### Instructions for the task:
Reproduce the material verbatim, starting at its first line and ending at the line that contains "268, 53, 328]", with that line included.

### Supplied information:
════════════════

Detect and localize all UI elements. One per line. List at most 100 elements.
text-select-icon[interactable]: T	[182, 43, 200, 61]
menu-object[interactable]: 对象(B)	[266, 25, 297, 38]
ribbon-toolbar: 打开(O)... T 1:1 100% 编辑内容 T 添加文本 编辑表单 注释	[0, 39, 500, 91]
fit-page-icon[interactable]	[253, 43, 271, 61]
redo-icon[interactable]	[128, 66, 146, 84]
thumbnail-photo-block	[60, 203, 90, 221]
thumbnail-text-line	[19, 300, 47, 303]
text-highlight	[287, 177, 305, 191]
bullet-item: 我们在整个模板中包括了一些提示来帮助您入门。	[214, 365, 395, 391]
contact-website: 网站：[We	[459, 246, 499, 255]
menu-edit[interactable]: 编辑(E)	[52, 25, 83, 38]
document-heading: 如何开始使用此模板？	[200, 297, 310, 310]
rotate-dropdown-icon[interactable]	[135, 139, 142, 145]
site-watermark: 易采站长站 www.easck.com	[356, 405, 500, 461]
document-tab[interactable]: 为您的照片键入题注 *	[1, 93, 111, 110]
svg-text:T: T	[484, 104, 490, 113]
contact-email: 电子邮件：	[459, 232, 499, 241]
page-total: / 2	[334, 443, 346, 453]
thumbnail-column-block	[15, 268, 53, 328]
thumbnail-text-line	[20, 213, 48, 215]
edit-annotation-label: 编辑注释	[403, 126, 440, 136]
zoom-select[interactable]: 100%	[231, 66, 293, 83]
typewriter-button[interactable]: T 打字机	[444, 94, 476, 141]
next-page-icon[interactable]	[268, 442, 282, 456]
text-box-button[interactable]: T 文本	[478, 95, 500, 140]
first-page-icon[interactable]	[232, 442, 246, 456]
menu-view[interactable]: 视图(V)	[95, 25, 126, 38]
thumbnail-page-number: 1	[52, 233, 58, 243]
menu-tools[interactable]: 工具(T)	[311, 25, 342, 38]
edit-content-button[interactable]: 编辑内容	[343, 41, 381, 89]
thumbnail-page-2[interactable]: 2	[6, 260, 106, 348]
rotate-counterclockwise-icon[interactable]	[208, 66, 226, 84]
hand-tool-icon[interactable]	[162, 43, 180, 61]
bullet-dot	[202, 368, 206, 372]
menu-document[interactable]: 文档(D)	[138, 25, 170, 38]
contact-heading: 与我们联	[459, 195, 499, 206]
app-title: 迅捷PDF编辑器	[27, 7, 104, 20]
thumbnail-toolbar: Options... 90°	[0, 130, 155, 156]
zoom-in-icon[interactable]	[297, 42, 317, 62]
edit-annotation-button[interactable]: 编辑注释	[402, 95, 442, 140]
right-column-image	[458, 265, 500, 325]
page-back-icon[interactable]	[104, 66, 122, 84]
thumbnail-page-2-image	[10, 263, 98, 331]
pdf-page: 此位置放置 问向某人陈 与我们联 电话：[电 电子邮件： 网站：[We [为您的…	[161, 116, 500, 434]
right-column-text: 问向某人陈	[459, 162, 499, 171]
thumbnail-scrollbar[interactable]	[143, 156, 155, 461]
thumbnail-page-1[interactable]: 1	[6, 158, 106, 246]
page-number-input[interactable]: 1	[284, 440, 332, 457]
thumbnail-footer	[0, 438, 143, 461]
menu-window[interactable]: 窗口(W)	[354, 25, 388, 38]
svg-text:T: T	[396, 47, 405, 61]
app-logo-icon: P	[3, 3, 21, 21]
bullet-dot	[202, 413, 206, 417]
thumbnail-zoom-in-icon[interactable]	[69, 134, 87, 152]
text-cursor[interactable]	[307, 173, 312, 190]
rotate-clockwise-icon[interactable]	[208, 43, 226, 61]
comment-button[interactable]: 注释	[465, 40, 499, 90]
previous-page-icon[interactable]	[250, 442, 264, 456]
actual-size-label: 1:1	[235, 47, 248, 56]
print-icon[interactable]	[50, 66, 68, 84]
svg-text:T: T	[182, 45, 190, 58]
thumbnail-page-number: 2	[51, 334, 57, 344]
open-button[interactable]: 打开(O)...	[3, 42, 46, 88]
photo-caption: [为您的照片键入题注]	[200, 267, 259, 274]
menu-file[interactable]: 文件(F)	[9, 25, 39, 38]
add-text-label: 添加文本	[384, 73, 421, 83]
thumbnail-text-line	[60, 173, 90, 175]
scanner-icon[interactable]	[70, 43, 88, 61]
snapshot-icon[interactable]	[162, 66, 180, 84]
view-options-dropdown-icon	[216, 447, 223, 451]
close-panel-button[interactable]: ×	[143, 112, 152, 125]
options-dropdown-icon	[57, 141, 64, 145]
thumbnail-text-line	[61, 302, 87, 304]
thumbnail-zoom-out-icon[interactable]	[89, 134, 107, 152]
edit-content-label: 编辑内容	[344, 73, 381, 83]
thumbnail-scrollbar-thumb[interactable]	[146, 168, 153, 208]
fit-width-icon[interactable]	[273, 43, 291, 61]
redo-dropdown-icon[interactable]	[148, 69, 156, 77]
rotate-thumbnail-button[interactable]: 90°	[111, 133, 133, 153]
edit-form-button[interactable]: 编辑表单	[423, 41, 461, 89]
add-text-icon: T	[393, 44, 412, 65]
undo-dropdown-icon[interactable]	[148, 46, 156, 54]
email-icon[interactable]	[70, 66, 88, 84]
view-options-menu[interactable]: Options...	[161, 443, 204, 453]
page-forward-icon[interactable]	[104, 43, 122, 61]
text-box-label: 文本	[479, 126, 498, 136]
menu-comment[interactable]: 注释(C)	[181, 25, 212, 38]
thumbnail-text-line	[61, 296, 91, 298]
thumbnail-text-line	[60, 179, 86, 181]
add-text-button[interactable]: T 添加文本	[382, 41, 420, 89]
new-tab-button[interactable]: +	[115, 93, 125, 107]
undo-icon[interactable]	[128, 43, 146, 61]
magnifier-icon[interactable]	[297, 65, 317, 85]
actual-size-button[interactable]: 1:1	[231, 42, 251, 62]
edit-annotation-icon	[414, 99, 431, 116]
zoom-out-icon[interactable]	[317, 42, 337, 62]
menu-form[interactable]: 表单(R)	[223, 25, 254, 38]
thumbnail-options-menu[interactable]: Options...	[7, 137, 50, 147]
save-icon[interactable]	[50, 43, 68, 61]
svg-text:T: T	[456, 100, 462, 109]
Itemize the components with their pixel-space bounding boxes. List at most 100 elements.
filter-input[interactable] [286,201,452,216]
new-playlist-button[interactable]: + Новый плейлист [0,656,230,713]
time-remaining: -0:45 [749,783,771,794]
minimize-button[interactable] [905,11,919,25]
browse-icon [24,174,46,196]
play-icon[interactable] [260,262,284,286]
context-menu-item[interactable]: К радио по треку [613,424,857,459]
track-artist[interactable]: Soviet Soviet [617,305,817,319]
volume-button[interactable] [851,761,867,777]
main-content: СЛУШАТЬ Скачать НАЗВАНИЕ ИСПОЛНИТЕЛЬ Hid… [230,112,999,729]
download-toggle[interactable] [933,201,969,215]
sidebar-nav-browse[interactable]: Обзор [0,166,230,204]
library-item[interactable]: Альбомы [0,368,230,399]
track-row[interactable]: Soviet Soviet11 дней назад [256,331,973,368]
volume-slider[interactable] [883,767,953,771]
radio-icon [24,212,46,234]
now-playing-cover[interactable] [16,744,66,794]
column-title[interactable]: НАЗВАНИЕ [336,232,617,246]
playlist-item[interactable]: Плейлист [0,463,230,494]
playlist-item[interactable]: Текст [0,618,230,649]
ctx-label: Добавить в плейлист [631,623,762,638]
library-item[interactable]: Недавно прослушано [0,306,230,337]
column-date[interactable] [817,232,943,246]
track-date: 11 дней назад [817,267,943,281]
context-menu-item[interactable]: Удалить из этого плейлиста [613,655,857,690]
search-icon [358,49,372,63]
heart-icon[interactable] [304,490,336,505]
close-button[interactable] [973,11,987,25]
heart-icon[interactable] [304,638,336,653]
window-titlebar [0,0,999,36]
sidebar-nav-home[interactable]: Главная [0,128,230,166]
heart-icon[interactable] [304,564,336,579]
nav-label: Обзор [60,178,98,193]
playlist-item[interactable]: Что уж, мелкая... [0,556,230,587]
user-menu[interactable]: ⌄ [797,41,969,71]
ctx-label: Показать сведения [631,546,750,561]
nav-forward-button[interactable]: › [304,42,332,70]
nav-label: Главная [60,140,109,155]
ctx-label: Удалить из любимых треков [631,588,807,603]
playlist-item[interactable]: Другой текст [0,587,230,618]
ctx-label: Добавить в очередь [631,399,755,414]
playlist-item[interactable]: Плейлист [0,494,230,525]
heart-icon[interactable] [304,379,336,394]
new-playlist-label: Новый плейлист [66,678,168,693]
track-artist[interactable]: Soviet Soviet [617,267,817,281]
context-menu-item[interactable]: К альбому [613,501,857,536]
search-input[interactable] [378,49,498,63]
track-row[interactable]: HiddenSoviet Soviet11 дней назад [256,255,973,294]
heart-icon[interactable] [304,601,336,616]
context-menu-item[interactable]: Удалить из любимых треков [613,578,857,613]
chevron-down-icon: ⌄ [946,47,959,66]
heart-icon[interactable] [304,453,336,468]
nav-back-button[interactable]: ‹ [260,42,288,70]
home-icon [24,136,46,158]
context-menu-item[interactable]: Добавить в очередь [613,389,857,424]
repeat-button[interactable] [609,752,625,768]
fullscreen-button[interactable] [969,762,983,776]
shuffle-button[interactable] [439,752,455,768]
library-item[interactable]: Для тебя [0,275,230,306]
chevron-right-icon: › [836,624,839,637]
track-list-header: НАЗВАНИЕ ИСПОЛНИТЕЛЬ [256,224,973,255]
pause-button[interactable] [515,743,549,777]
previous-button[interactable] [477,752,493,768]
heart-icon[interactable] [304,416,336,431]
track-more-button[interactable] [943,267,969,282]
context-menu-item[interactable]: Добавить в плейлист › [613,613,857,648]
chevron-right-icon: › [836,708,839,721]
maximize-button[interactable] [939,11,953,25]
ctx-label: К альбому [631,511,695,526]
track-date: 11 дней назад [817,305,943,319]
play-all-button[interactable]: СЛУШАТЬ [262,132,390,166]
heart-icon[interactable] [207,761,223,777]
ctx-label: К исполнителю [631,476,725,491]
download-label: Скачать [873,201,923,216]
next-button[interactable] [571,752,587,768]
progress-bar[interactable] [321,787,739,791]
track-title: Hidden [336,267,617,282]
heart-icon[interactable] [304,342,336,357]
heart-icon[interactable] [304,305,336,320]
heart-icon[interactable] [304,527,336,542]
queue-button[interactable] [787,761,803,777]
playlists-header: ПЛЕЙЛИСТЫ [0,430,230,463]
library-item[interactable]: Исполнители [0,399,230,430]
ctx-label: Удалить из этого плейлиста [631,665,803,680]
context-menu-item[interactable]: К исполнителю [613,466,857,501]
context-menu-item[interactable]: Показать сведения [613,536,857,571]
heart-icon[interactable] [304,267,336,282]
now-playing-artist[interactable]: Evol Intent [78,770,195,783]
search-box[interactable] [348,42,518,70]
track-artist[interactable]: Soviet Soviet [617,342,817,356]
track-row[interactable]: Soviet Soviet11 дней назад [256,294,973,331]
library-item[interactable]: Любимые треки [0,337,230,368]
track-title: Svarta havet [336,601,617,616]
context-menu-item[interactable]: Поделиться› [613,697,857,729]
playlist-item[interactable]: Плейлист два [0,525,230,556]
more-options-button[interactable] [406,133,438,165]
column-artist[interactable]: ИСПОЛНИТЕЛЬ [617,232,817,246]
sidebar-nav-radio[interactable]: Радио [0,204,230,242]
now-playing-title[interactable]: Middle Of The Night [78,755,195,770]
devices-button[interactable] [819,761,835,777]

════════════════

### Solved problem:
Detect and localize all UI elements. One per line. List at most 100 elements.
text-select-icon[interactable]: T	[182, 43, 200, 61]
menu-object[interactable]: 对象(B)	[266, 25, 297, 38]
ribbon-toolbar: 打开(O)... T 1:1 100% 编辑内容 T 添加文本 编辑表单 注释	[0, 39, 500, 91]
fit-page-icon[interactable]	[253, 43, 271, 61]
redo-icon[interactable]	[128, 66, 146, 84]
thumbnail-photo-block	[60, 203, 90, 221]
thumbnail-text-line	[19, 300, 47, 303]
text-highlight	[287, 177, 305, 191]
bullet-item: 我们在整个模板中包括了一些提示来帮助您入门。	[214, 365, 395, 391]
contact-website: 网站：[We	[459, 246, 499, 255]
menu-edit[interactable]: 编辑(E)	[52, 25, 83, 38]
document-heading: 如何开始使用此模板？	[200, 297, 310, 310]
rotate-dropdown-icon[interactable]	[135, 139, 142, 145]
site-watermark: 易采站长站 www.easck.com	[356, 405, 500, 461]
document-tab[interactable]: 为您的照片键入题注 *	[1, 93, 111, 110]
svg-text:T: T	[484, 104, 490, 113]
contact-email: 电子邮件：	[459, 232, 499, 241]
page-total: / 2	[334, 443, 346, 453]
thumbnail-column-block	[15, 268, 53, 328]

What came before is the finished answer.